Lines of data:
========

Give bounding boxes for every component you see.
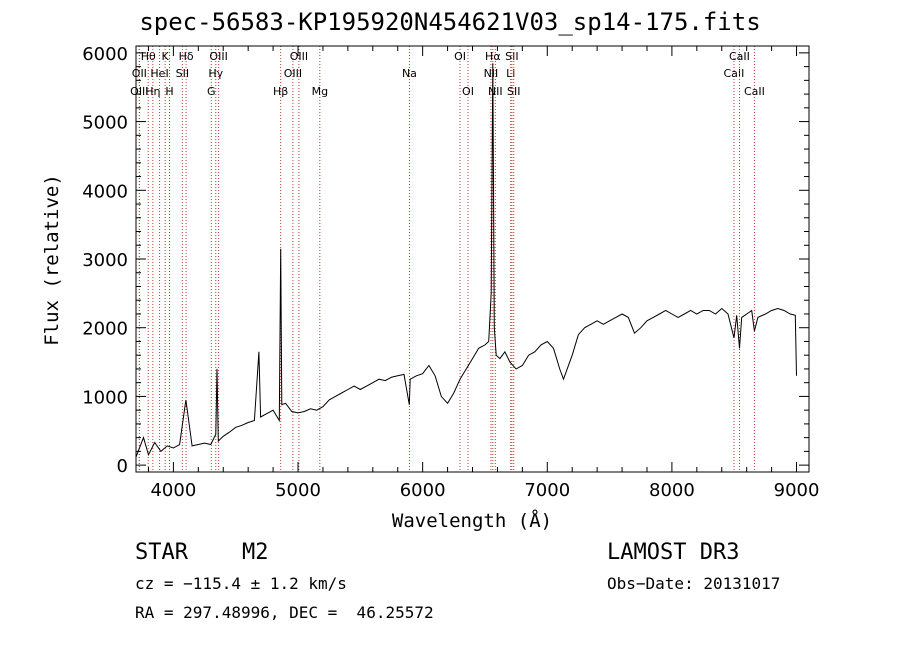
line-label-4: HeI: [150, 67, 168, 80]
plot-frame: [135, 45, 810, 473]
y-tick-label-6: 6000: [82, 44, 128, 65]
x-tick-label-4: 8000: [649, 480, 695, 501]
survey-name: LAMOST DR3: [607, 540, 740, 565]
line-label-27: CaII: [744, 85, 765, 98]
line-label-15: Mg: [312, 85, 328, 98]
line-label-2: OIII: [130, 85, 148, 98]
y-tick-label-5: 5000: [82, 113, 128, 134]
line-label-24: SII: [507, 85, 520, 98]
line-label-0: Hθ: [141, 50, 156, 63]
line-label-3: Hη: [145, 85, 160, 98]
object-class: STAR: [135, 540, 188, 565]
chart-title: spec-56583-KP195920N454621V03_sp14-175.f…: [139, 8, 761, 36]
line-label-11: OIII: [209, 50, 227, 63]
line-label-20: Hα: [485, 50, 501, 63]
line-label-22: Li: [506, 67, 515, 80]
line-label-7: SII: [176, 67, 189, 80]
line-label-13: OIII: [284, 67, 302, 80]
y-tick-label-3: 3000: [82, 250, 128, 271]
line-label-10: Hγ: [208, 67, 223, 80]
x-tick-label-2: 6000: [400, 480, 446, 501]
line-label-5: K: [162, 50, 170, 63]
y-axis-label: Flux (relative): [41, 174, 63, 346]
x-tick-label-3: 7000: [524, 480, 570, 501]
object-subclass: M2: [242, 540, 269, 565]
line-label-8: Hδ: [179, 50, 194, 63]
line-label-17: OI: [454, 50, 466, 63]
redshift-velocity: cz = −115.4 ± 1.2 km/s: [135, 574, 347, 593]
spectrum-line: [135, 63, 797, 458]
coordinates: RA = 297.48996, DEC = 46.25572: [135, 603, 434, 622]
line-label-21: NII: [488, 85, 503, 98]
x-tick-label-5: 9000: [774, 480, 820, 501]
y-tick-label-4: 4000: [82, 181, 128, 202]
emission-lines-layer: HθOIIOIIIHηHeIKHSIIHδGHγOIIIHβOIIIOIIIMg…: [130, 46, 765, 472]
line-label-26: CaII: [729, 50, 750, 63]
line-label-16: Na: [402, 67, 417, 80]
spectrum-layer: [135, 63, 797, 458]
line-label-14: OIII: [290, 50, 308, 63]
observation-date: Obs−Date: 20131017: [607, 574, 781, 593]
x-tick-label-0: 4000: [150, 480, 196, 501]
line-label-18: OI: [462, 85, 474, 98]
line-label-25: CaII: [724, 67, 745, 80]
line-label-19: NII: [484, 67, 499, 80]
line-label-12: Hβ: [273, 85, 288, 98]
y-tick-label-1: 1000: [82, 387, 128, 408]
x-tick-label-1: 5000: [275, 480, 321, 501]
x-axis-label: Wavelength (Å): [391, 510, 553, 532]
line-label-6: H: [165, 85, 173, 98]
line-label-9: G: [207, 85, 216, 98]
axis-ticks-layer: 4000 5000 6000 7000 8000 9000 0 1000 2000 3000 400…: [82, 44, 819, 501]
line-label-23: SII: [505, 50, 518, 63]
y-tick-label-0: 0: [117, 456, 128, 477]
y-tick-label-2: 2000: [82, 319, 128, 340]
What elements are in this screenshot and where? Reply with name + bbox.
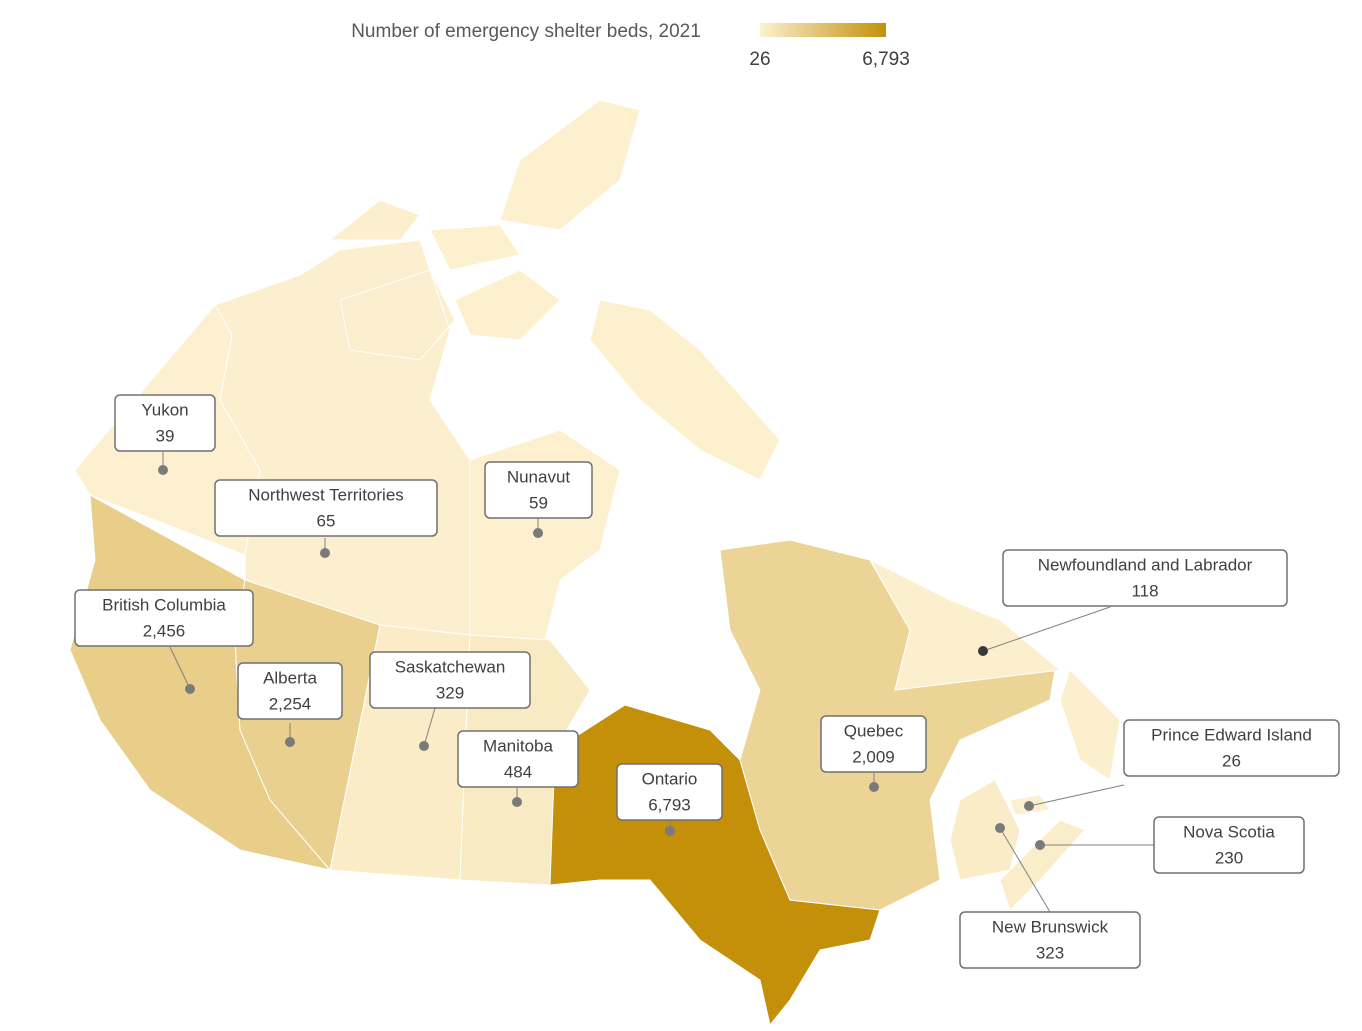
province-value: 2,009: [852, 747, 895, 766]
map-title: Number of emergency shelter beds, 2021: [351, 21, 701, 42]
label-box: [959, 911, 1141, 969]
label-dot: [995, 823, 1005, 833]
legend-label: 6,793: [862, 49, 910, 70]
leader-line: [169, 646, 191, 690]
province-name: Newfoundland and Labrador: [1038, 555, 1253, 574]
label-dot: [665, 826, 675, 836]
province-value: 6,793: [648, 795, 691, 814]
label-dot: [869, 782, 879, 792]
leader-line: [999, 827, 1051, 913]
label-box: [1153, 816, 1305, 874]
province-name: British Columbia: [102, 595, 226, 614]
province-name: Alberta: [263, 668, 317, 687]
province: [999, 819, 1086, 911]
label-box: [1002, 549, 1288, 607]
label-box: [369, 651, 531, 709]
province-value: 26: [1222, 751, 1241, 770]
label-box: [214, 479, 438, 537]
province-value: 484: [504, 762, 532, 781]
label-dot: [320, 548, 330, 558]
province-name: New Brunswick: [992, 917, 1109, 936]
label-box: [616, 763, 723, 821]
legend-gradient: [760, 23, 886, 37]
province: [868, 558, 1121, 781]
label-box: [1123, 719, 1340, 777]
label-dot: [185, 684, 195, 694]
province-value: 65: [317, 511, 336, 530]
leader-line: [1028, 784, 1125, 807]
province-name: Quebec: [844, 721, 904, 740]
label-dot: [512, 797, 522, 807]
label-box: [484, 461, 593, 519]
province-value: 59: [529, 493, 548, 512]
label-box: [457, 730, 579, 788]
label-box: [114, 394, 216, 452]
province-value: 2,456: [143, 621, 186, 640]
leader-line: [423, 707, 436, 747]
province-name: Northwest Territories: [248, 485, 404, 504]
province-value: 118: [1131, 581, 1158, 600]
province-name: Ontario: [642, 769, 698, 788]
province: [214, 199, 471, 636]
province-name: Nova Scotia: [1183, 822, 1275, 841]
legend-label: 26: [749, 49, 770, 70]
province-value: 329: [436, 683, 464, 702]
label-box: [820, 715, 927, 773]
province-name: Saskatchewan: [395, 657, 506, 676]
label-dot: [978, 646, 988, 656]
label-dot: [1024, 801, 1034, 811]
province: [949, 779, 1021, 881]
label-dot: [419, 741, 429, 751]
province-value: 2,254: [269, 694, 312, 713]
province-name: Yukon: [141, 400, 188, 419]
label-dot: [1035, 840, 1045, 850]
province-name: Manitoba: [483, 736, 553, 755]
label-dot: [285, 737, 295, 747]
label-box: [237, 662, 343, 720]
label-box: [74, 589, 254, 647]
province-value: 230: [1215, 848, 1243, 867]
label-dot: [533, 528, 543, 538]
province-value: 323: [1036, 943, 1064, 962]
province-name: Nunavut: [507, 467, 571, 486]
province-name: Prince Edward Island: [1151, 725, 1312, 744]
label-dot: [158, 465, 168, 475]
leader-line: [982, 606, 1111, 652]
province-value: 39: [156, 426, 175, 445]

========

◆ Task requirements ◆
Gather every row above that contains the string "spectrum", and copy each one. Case counts, so match only that exact capitalization.

◆ The response ◆
spectrum-line: [135, 63, 797, 458]
spectrum-layer: [135, 63, 797, 458]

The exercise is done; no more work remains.